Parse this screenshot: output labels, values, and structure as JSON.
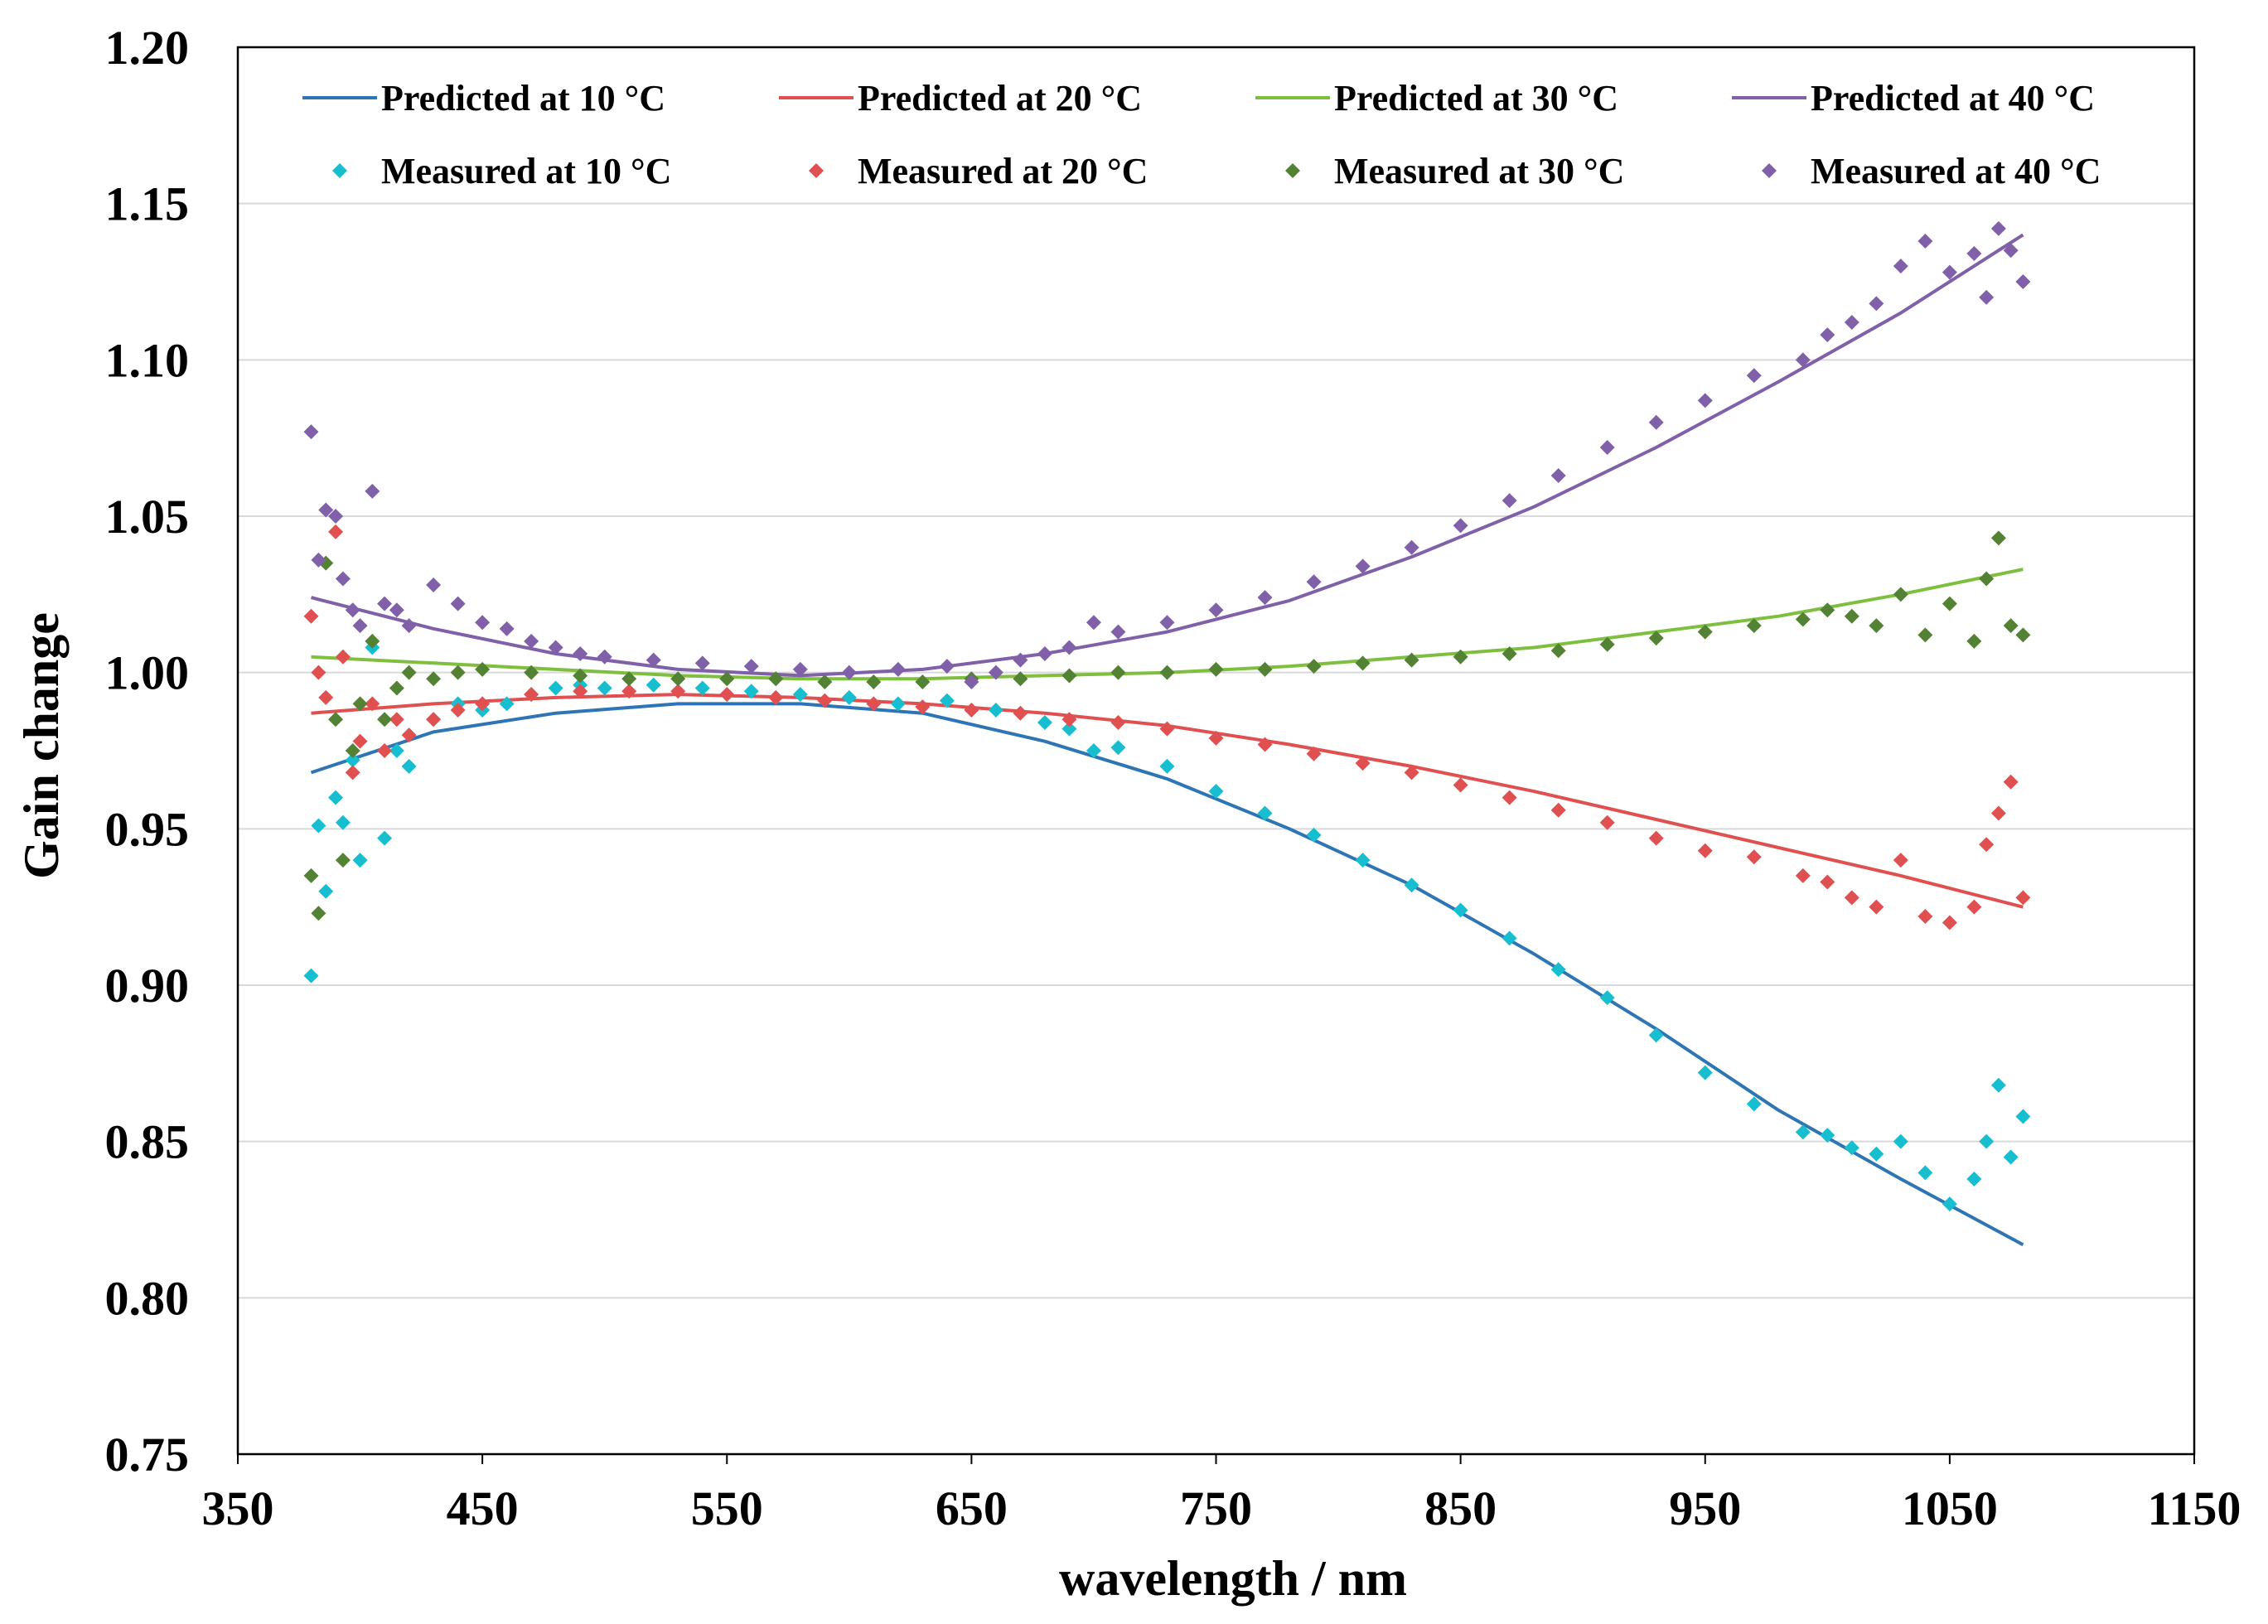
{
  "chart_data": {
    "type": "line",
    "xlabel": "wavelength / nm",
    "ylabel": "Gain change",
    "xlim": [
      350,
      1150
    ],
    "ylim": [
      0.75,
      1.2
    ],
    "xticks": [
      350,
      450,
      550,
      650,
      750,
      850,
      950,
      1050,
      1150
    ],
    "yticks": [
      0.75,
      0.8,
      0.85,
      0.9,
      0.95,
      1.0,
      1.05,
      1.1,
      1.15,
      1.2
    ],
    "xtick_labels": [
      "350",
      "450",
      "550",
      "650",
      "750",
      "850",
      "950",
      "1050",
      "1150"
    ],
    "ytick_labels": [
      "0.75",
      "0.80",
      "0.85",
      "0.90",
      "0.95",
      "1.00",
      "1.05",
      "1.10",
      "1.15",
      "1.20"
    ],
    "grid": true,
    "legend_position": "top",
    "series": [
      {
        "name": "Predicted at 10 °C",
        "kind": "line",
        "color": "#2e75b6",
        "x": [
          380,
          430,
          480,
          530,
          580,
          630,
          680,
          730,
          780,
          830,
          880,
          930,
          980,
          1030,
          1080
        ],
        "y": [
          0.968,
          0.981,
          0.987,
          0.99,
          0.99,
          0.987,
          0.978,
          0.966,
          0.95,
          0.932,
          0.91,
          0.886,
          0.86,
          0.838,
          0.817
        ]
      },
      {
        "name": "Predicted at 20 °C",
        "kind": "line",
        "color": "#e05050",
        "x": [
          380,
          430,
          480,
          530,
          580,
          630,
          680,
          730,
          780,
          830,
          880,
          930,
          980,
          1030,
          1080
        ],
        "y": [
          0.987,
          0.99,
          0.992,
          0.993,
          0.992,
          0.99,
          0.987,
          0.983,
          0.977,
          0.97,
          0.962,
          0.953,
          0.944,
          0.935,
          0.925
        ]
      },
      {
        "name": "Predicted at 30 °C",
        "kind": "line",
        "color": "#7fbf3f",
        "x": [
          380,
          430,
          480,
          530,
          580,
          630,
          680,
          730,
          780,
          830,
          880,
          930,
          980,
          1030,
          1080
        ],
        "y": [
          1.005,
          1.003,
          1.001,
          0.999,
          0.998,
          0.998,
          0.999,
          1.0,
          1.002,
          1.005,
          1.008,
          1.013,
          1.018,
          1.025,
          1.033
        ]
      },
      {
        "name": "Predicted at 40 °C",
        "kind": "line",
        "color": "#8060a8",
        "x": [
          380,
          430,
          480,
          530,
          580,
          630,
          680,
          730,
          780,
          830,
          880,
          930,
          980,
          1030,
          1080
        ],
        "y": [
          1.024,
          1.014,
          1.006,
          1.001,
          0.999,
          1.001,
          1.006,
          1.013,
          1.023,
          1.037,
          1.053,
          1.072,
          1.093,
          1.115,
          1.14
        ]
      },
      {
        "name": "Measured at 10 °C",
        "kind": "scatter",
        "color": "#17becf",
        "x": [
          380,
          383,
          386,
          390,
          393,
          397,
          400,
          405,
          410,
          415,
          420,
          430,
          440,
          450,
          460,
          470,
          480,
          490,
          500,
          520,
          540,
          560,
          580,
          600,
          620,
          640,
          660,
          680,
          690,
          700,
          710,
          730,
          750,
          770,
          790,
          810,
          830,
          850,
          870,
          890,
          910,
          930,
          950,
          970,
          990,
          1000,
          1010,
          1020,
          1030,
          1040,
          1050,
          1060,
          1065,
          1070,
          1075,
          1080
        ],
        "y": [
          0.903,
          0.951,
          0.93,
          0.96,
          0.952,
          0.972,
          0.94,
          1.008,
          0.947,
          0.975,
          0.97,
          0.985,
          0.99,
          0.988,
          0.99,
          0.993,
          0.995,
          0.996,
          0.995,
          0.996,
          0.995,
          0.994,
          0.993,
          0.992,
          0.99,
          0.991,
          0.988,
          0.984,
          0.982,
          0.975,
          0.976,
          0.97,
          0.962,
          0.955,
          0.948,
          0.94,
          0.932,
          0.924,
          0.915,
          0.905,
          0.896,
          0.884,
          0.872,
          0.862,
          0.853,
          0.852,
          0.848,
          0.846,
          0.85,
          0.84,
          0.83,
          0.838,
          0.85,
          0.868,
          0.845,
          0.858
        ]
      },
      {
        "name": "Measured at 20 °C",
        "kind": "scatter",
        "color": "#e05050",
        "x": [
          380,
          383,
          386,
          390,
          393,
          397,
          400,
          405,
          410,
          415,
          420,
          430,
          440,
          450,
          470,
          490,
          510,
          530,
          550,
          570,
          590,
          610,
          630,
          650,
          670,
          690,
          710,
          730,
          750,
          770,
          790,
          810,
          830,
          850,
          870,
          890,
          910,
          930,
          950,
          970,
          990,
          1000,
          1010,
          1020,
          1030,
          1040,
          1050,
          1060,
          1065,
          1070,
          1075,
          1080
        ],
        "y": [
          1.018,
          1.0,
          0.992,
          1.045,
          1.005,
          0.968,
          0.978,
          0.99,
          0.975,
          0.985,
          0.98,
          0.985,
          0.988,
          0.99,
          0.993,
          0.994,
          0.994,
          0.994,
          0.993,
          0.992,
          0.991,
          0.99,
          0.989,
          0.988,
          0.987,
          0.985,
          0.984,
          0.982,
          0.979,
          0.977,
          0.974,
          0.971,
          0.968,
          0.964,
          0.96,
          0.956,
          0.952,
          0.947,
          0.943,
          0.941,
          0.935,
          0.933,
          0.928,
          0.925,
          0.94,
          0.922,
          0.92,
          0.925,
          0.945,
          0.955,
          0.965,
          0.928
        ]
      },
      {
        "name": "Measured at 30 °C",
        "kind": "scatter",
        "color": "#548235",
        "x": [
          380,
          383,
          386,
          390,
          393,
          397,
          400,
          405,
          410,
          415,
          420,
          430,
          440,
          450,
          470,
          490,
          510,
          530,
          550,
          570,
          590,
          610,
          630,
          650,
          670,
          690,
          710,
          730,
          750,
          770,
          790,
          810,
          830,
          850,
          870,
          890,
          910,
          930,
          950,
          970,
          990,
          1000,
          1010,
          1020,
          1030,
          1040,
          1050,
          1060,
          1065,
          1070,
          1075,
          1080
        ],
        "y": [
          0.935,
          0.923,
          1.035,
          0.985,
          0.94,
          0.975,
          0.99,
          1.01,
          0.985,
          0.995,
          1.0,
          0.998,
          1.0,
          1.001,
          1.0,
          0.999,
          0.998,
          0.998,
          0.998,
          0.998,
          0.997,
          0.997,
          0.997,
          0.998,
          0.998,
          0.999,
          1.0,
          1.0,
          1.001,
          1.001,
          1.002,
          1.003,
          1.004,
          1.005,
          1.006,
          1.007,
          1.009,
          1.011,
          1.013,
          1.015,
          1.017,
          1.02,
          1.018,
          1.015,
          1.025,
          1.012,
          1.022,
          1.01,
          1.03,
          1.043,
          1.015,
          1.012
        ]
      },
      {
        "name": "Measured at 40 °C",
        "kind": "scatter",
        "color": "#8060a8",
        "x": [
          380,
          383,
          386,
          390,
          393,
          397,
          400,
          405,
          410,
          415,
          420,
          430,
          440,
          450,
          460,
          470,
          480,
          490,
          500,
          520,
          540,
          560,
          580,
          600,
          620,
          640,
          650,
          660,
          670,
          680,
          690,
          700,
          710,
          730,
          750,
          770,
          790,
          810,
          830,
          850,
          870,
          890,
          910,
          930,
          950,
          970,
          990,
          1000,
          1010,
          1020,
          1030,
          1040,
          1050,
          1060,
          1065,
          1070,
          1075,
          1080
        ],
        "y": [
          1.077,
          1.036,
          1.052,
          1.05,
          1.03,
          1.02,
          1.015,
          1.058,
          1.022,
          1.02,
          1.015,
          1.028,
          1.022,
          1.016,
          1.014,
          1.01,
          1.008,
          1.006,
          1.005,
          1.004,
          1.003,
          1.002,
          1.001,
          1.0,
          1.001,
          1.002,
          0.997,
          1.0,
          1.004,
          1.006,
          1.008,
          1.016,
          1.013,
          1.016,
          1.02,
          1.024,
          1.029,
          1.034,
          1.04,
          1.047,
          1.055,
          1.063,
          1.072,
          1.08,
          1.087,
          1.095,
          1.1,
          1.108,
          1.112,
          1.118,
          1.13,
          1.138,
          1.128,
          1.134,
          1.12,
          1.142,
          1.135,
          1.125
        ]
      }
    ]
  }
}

→ Requirement: Gather up the lines containing the word "Predicted" from these records and copy them.

→ Complete response:
        "name": "Predicted at 10 °C",
        "name": "Predicted at 20 °C",
        "name": "Predicted at 30 °C",
        "name": "Predicted at 40 °C",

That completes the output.